Given exercise:
Scan the data below. Pull out each line where "Investitionen" occurs.

Available records:
-- Start --
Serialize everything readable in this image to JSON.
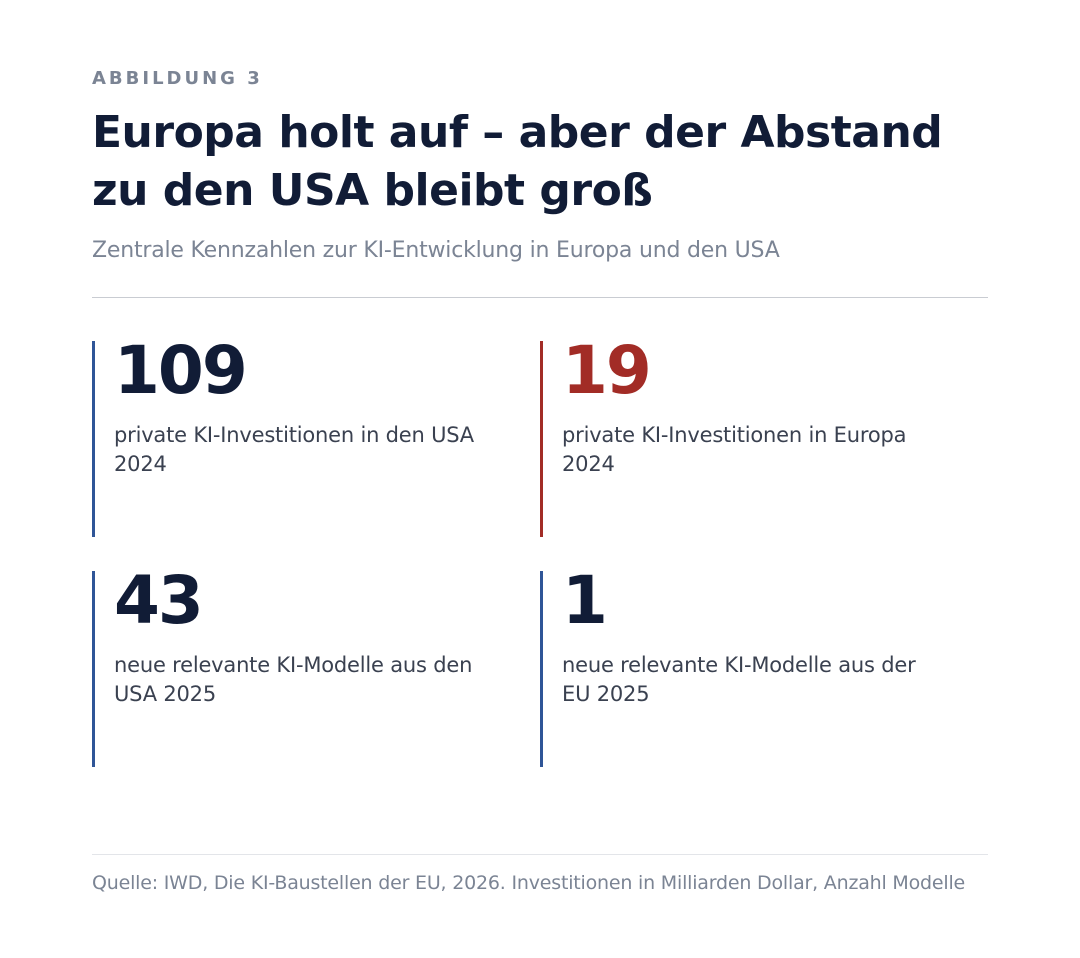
{
  "figure_label": "ABBILDUNG 3",
  "title": "Europa holt auf – aber der Abstand zu den USA bleibt groß",
  "subtitle": "Zentrale Kennzahlen zur KI-Entwicklung in Europa und den USA",
  "stats": [
    {
      "value": "109",
      "description": "private KI-Investitionen in den USA 2024",
      "value_color": "#111c36",
      "bar_color": "#2f5597"
    },
    {
      "value": "19",
      "description": "private KI-Investitionen in Europa 2024",
      "value_color": "#a22c26",
      "bar_color": "#a22c26"
    },
    {
      "value": "43",
      "description": "neue relevante KI-Modelle aus den USA 2025",
      "value_color": "#111c36",
      "bar_color": "#2f5597"
    },
    {
      "value": "1",
      "description": "neue relevante KI-Modelle aus der EU 2025",
      "value_color": "#111c36",
      "bar_color": "#2f5597"
    }
  ],
  "source": "Quelle: IWD, Die KI-Baustellen der EU, 2026. Investitionen in Milliarden Dollar, Anzahl Modelle"
}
-- End --
Reply:
      "description": "private KI-Investitionen in den USA 2024",
      "description": "private KI-Investitionen in Europa 2024",
  "source": "Quelle: IWD, Die KI-Baustellen der EU, 2026. Investitionen in Milliarden Dollar, Anzahl Modelle"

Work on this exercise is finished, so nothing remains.